▸ Task goal: Without omitting anything, retype the data that follows.

▸ Data entries:
===

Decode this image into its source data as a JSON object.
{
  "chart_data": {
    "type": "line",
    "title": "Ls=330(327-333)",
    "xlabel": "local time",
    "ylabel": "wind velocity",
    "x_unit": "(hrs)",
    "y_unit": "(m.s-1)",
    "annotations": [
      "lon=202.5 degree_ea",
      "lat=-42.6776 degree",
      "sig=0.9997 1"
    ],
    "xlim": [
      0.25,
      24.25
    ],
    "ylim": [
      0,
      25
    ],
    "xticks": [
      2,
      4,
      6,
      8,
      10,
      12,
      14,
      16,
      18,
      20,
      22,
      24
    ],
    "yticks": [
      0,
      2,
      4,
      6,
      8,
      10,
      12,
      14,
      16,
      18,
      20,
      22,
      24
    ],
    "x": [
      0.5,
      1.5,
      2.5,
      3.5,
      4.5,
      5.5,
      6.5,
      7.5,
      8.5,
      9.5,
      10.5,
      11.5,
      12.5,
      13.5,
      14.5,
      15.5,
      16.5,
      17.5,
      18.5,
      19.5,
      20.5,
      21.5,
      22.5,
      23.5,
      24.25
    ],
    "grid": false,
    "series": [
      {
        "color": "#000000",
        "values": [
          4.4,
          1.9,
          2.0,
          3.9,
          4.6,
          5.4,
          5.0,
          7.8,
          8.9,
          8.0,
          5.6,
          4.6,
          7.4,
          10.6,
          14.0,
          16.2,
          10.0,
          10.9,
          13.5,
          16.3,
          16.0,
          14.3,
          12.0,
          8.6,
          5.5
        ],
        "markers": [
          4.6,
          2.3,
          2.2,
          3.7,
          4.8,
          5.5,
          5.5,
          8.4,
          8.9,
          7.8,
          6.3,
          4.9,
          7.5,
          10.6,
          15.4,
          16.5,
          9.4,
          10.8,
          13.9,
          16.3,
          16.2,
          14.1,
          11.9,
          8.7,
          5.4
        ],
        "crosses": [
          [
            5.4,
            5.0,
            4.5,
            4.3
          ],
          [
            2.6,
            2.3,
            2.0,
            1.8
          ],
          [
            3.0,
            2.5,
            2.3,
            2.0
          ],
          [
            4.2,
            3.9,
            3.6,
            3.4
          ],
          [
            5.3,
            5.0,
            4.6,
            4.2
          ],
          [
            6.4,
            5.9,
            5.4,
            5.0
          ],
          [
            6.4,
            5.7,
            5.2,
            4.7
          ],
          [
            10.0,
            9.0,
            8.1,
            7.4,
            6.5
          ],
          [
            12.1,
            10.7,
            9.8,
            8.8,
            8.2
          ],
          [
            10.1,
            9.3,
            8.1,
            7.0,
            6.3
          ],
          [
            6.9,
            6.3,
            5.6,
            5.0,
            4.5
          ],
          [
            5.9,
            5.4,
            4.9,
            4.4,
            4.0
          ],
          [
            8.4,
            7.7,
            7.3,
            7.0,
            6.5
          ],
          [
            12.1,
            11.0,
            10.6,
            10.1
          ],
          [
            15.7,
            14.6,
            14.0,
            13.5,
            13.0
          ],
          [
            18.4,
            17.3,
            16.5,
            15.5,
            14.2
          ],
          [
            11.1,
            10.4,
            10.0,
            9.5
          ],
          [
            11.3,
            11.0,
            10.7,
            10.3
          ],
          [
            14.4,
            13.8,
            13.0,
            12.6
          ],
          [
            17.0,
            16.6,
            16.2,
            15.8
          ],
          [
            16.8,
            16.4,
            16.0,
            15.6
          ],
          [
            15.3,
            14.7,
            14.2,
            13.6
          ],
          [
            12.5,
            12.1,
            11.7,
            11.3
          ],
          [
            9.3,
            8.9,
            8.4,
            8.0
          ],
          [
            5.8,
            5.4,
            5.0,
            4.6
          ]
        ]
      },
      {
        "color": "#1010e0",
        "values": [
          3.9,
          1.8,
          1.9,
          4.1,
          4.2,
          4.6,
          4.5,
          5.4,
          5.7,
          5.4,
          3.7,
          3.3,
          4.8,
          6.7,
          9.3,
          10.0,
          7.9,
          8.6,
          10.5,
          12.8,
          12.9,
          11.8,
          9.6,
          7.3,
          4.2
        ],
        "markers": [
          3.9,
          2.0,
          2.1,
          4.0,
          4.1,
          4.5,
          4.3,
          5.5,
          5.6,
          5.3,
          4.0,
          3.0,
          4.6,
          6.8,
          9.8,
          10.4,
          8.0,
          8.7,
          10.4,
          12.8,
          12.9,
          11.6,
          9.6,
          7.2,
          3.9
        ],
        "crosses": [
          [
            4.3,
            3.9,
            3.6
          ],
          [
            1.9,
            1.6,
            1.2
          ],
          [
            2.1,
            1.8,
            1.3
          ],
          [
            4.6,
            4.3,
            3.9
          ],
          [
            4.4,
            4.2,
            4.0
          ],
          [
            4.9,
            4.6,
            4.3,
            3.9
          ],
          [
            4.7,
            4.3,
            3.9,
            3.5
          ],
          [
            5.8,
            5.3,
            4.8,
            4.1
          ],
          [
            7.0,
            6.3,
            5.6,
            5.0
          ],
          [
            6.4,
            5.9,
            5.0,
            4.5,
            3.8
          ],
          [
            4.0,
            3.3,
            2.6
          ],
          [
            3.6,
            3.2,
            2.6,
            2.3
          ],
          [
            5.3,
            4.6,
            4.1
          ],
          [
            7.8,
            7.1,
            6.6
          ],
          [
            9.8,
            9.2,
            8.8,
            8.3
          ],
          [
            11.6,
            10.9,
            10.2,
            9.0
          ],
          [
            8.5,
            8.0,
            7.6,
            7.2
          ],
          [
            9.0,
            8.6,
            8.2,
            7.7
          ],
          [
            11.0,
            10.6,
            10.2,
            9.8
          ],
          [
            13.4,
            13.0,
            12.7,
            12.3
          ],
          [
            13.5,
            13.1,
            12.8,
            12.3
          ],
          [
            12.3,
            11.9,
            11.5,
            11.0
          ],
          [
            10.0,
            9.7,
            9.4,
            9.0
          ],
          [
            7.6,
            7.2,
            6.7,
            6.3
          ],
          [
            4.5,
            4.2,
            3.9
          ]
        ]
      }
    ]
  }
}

===

▸ Right answer:
Decode this image into its source data as a JSON object.
{
  "chart_data": {
    "type": "line",
    "title": "Ls=330(327-333)",
    "xlabel": "local time",
    "ylabel": "wind velocity",
    "x_unit": "(hrs)",
    "y_unit": "(m.s-1)",
    "annotations": [
      "lon=202.5 degree_ea",
      "lat=-42.6776 degree",
      "sig=0.9997 1"
    ],
    "xlim": [
      0.25,
      24.25
    ],
    "ylim": [
      0,
      25
    ],
    "xticks": [
      2,
      4,
      6,
      8,
      10,
      12,
      14,
      16,
      18,
      20,
      22,
      24
    ],
    "yticks": [
      0,
      2,
      4,
      6,
      8,
      10,
      12,
      14,
      16,
      18,
      20,
      22,
      24
    ],
    "x": [
      0.5,
      1.5,
      2.5,
      3.5,
      4.5,
      5.5,
      6.5,
      7.5,
      8.5,
      9.5,
      10.5,
      11.5,
      12.5,
      13.5,
      14.5,
      15.5,
      16.5,
      17.5,
      18.5,
      19.5,
      20.5,
      21.5,
      22.5,
      23.5,
      24.25
    ],
    "grid": false,
    "series": [
      {
        "color": "#000000",
        "values": [
          4.4,
          1.9,
          2.0,
          3.9,
          4.6,
          5.4,
          5.0,
          7.8,
          8.9,
          8.0,
          5.6,
          4.6,
          7.4,
          10.6,
          14.0,
          16.2,
          10.0,
          10.9,
          13.5,
          16.3,
          16.0,
          14.3,
          12.0,
          8.6,
          5.5
        ],
        "markers": [
          4.6,
          2.3,
          2.2,
          3.7,
          4.8,
          5.5,
          5.5,
          8.4,
          8.9,
          7.8,
          6.3,
          4.9,
          7.5,
          10.6,
          15.4,
          16.5,
          9.4,
          10.8,
          13.9,
          16.3,
          16.2,
          14.1,
          11.9,
          8.7,
          5.4
        ],
        "crosses": [
          [
            5.4,
            5.0,
            4.5,
            4.3
          ],
          [
            2.6,
            2.3,
            2.0,
            1.8
          ],
          [
            3.0,
            2.5,
            2.3,
            2.0
          ],
          [
            4.2,
            3.9,
            3.6,
            3.4
          ],
          [
            5.3,
            5.0,
            4.6,
            4.2
          ],
          [
            6.4,
            5.9,
            5.4,
            5.0
          ],
          [
            6.4,
            5.7,
            5.2,
            4.7
          ],
          [
            10.0,
            9.0,
            8.1,
            7.4,
            6.5
          ],
          [
            12.1,
            10.7,
            9.8,
            8.8,
            8.2
          ],
          [
            10.1,
            9.3,
            8.1,
            7.0,
            6.3
          ],
          [
            6.9,
            6.3,
            5.6,
            5.0,
            4.5
          ],
          [
            5.9,
            5.4,
            4.9,
            4.4,
            4.0
          ],
          [
            8.4,
            7.7,
            7.3,
            7.0,
            6.5
          ],
          [
            12.1,
            11.0,
            10.6,
            10.1
          ],
          [
            15.7,
            14.6,
            14.0,
            13.5,
            13.0
          ],
          [
            18.4,
            17.3,
            16.5,
            15.5,
            14.2
          ],
          [
            11.1,
            10.4,
            10.0,
            9.5
          ],
          [
            11.3,
            11.0,
            10.7,
            10.3
          ],
          [
            14.4,
            13.8,
            13.0,
            12.6
          ],
          [
            17.0,
            16.6,
            16.2,
            15.8
          ],
          [
            16.8,
            16.4,
            16.0,
            15.6
          ],
          [
            15.3,
            14.7,
            14.2,
            13.6
          ],
          [
            12.5,
            12.1,
            11.7,
            11.3
          ],
          [
            9.3,
            8.9,
            8.4,
            8.0
          ],
          [
            5.8,
            5.4,
            5.0,
            4.6
          ]
        ]
      },
      {
        "color": "#1010e0",
        "values": [
          3.9,
          1.8,
          1.9,
          4.1,
          4.2,
          4.6,
          4.5,
          5.4,
          5.7,
          5.4,
          3.7,
          3.3,
          4.8,
          6.7,
          9.3,
          10.0,
          7.9,
          8.6,
          10.5,
          12.8,
          12.9,
          11.8,
          9.6,
          7.3,
          4.2
        ],
        "markers": [
          3.9,
          2.0,
          2.1,
          4.0,
          4.1,
          4.5,
          4.3,
          5.5,
          5.6,
          5.3,
          4.0,
          3.0,
          4.6,
          6.8,
          9.8,
          10.4,
          8.0,
          8.7,
          10.4,
          12.8,
          12.9,
          11.6,
          9.6,
          7.2,
          3.9
        ],
        "crosses": [
          [
            4.3,
            3.9,
            3.6
          ],
          [
            1.9,
            1.6,
            1.2
          ],
          [
            2.1,
            1.8,
            1.3
          ],
          [
            4.6,
            4.3,
            3.9
          ],
          [
            4.4,
            4.2,
            4.0
          ],
          [
            4.9,
            4.6,
            4.3,
            3.9
          ],
          [
            4.7,
            4.3,
            3.9,
            3.5
          ],
          [
            5.8,
            5.3,
            4.8,
            4.1
          ],
          [
            7.0,
            6.3,
            5.6,
            5.0
          ],
          [
            6.4,
            5.9,
            5.0,
            4.5,
            3.8
          ],
          [
            4.0,
            3.3,
            2.6
          ],
          [
            3.6,
            3.2,
            2.6,
            2.3
          ],
          [
            5.3,
            4.6,
            4.1
          ],
          [
            7.8,
            7.1,
            6.6
          ],
          [
            9.8,
            9.2,
            8.8,
            8.3
          ],
          [
            11.6,
            10.9,
            10.2,
            9.0
          ],
          [
            8.5,
            8.0,
            7.6,
            7.2
          ],
          [
            9.0,
            8.6,
            8.2,
            7.7
          ],
          [
            11.0,
            10.6,
            10.2,
            9.8
          ],
          [
            13.4,
            13.0,
            12.7,
            12.3
          ],
          [
            13.5,
            13.1,
            12.8,
            12.3
          ],
          [
            12.3,
            11.9,
            11.5,
            11.0
          ],
          [
            10.0,
            9.7,
            9.4,
            9.0
          ],
          [
            7.6,
            7.2,
            6.7,
            6.3
          ],
          [
            4.5,
            4.2,
            3.9
          ]
        ]
      }
    ]
  }
}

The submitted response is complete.